Find the lines with "North" in them and copy them out.
##### Input records
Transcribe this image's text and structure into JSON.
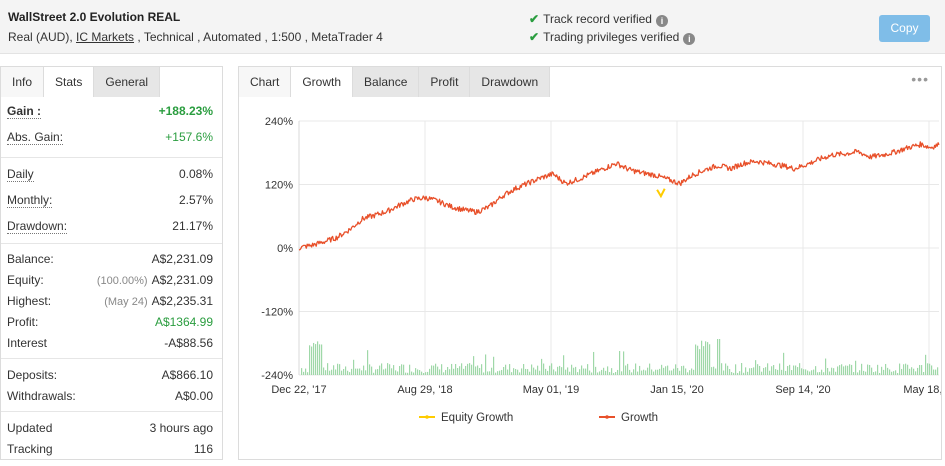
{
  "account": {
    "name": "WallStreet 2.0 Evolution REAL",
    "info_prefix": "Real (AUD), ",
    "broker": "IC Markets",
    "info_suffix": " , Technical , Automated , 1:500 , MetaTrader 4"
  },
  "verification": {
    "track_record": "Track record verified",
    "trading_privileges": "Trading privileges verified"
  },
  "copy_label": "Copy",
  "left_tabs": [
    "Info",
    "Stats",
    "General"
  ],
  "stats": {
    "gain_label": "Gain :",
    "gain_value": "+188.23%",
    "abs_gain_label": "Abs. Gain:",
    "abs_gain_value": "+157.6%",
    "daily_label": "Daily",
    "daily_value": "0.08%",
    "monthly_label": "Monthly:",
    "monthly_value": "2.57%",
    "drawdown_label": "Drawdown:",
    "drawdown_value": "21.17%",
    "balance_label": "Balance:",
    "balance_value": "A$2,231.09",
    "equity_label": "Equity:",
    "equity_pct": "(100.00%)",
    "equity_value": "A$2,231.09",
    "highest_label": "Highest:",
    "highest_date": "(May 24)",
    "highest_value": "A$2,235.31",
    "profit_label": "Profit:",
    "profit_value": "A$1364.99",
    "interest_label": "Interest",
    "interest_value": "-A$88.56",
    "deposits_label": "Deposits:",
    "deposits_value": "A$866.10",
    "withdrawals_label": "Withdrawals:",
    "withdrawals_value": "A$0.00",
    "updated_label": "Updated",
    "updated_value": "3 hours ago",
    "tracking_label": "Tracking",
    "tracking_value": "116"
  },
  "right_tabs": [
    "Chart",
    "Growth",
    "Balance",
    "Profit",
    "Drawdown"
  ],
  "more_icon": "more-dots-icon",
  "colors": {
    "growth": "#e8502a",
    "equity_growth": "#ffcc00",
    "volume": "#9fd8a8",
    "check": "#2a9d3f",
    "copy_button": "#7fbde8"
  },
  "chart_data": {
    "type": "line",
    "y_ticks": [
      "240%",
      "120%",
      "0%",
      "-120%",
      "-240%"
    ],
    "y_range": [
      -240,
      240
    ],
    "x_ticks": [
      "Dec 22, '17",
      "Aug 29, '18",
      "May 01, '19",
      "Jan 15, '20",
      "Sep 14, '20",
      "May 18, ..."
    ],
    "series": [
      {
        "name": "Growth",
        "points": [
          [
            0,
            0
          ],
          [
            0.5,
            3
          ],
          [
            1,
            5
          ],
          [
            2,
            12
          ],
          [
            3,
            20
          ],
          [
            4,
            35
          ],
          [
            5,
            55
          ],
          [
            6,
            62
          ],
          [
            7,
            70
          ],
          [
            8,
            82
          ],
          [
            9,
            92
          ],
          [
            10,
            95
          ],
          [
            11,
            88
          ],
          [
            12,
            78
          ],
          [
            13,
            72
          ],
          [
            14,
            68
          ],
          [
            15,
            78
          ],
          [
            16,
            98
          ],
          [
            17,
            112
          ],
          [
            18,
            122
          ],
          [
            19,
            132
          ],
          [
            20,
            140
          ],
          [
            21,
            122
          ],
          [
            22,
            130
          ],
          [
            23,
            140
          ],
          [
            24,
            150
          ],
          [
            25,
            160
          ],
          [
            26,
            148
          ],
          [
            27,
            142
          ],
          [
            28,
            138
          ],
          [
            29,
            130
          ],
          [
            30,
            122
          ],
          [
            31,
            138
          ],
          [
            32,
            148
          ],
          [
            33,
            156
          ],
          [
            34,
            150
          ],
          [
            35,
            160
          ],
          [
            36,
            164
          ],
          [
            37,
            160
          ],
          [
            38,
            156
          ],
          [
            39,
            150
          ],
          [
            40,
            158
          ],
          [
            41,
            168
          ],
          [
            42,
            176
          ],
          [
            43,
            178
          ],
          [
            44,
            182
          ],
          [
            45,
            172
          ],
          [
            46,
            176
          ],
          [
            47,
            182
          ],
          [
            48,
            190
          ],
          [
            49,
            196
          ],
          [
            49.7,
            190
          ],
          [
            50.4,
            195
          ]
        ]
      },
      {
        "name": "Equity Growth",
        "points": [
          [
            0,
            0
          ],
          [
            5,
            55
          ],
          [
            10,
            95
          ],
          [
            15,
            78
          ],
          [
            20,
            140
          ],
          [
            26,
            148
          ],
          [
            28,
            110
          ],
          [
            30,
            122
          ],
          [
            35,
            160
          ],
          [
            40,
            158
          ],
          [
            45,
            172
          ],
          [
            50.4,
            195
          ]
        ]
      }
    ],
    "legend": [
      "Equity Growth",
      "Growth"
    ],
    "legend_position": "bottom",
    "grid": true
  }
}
##########
##### Input records
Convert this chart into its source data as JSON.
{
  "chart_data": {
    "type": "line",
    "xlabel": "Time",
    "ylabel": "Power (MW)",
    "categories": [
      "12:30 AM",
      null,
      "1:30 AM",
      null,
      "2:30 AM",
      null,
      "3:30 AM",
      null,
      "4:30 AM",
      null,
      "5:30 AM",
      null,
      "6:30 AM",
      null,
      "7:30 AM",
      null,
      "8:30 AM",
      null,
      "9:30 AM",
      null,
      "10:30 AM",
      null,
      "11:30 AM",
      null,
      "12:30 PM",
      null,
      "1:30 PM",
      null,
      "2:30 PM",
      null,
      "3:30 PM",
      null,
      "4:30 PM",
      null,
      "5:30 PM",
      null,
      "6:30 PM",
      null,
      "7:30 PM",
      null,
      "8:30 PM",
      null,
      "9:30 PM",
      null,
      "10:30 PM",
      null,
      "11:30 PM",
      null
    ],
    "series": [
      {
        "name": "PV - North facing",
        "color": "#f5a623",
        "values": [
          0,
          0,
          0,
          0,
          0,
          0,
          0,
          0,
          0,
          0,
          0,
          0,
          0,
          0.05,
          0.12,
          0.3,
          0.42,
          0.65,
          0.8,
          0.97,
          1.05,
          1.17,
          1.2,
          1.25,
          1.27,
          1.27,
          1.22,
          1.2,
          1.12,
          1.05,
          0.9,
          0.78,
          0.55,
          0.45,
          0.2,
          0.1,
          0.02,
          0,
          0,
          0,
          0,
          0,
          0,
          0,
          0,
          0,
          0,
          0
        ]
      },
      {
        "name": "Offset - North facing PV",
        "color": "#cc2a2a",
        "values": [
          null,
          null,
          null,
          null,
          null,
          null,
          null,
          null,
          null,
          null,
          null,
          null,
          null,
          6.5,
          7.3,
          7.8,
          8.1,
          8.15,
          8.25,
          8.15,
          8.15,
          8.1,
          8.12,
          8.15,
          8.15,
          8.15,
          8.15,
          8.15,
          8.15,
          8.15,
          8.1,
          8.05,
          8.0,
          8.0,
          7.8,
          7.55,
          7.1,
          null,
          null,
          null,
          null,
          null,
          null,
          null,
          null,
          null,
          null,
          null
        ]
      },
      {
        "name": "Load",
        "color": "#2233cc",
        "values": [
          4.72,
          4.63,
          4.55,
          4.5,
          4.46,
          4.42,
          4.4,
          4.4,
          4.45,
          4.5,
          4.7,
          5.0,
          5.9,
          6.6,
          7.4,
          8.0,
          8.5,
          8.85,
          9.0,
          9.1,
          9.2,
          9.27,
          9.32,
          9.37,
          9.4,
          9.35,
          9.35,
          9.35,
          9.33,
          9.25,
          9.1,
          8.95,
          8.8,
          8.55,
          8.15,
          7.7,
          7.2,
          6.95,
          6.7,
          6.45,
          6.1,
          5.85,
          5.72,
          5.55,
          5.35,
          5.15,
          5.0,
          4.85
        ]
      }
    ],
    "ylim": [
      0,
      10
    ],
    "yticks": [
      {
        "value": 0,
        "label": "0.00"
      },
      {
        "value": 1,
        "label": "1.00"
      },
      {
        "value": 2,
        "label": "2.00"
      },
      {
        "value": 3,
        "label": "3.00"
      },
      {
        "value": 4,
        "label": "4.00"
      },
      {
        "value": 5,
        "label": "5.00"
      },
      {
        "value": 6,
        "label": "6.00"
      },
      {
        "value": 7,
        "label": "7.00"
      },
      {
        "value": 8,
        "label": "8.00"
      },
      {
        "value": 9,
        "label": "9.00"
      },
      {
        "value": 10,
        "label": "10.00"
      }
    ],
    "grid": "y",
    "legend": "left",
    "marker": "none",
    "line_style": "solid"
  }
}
##########
##### Input records
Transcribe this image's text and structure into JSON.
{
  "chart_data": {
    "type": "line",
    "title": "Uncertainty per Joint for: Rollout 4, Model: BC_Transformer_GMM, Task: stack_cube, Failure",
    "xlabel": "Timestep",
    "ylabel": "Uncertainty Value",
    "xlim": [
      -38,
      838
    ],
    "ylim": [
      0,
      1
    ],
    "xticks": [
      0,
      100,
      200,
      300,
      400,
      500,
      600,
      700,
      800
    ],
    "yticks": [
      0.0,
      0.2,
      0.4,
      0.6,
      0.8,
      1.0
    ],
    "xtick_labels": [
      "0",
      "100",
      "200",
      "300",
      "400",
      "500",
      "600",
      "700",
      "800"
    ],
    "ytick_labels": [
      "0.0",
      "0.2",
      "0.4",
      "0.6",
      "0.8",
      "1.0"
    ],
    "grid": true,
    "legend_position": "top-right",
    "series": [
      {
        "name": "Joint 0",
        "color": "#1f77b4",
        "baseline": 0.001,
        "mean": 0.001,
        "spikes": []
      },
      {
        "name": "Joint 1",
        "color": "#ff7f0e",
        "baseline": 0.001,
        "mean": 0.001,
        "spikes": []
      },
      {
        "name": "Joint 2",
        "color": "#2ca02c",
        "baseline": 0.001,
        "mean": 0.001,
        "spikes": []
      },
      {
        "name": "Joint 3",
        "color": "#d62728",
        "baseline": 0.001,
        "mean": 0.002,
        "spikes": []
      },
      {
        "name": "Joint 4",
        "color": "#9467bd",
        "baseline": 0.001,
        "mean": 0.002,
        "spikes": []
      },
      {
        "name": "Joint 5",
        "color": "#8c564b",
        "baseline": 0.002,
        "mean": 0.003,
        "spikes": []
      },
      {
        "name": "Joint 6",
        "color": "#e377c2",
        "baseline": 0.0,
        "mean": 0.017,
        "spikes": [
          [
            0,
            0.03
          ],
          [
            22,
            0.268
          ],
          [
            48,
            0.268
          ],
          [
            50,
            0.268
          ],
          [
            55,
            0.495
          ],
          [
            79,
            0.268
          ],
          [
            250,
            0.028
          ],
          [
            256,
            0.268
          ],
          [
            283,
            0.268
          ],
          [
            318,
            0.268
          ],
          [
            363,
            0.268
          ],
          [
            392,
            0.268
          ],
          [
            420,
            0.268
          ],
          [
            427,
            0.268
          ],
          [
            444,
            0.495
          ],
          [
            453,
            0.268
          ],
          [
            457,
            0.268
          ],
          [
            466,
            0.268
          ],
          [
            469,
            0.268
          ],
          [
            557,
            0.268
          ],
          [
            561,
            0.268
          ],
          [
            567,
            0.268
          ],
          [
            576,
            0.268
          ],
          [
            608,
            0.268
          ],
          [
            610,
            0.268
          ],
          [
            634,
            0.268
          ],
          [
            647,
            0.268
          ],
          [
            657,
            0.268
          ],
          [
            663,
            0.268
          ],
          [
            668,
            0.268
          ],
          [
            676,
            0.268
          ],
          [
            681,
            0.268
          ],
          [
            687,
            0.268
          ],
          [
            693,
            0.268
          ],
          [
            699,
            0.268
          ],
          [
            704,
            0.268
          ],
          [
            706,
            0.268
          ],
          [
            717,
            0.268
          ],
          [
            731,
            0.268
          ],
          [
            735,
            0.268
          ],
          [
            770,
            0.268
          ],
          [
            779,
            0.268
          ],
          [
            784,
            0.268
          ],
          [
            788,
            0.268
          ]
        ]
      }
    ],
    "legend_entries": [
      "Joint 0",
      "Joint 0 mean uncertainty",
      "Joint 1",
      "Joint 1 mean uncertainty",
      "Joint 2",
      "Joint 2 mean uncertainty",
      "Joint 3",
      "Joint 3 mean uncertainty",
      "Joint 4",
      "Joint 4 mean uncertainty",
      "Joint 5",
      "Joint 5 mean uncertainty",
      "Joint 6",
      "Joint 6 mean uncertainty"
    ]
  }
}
##########
→ The reply
        "name": "PV - North facing",
        "name": "Offset - North facing PV",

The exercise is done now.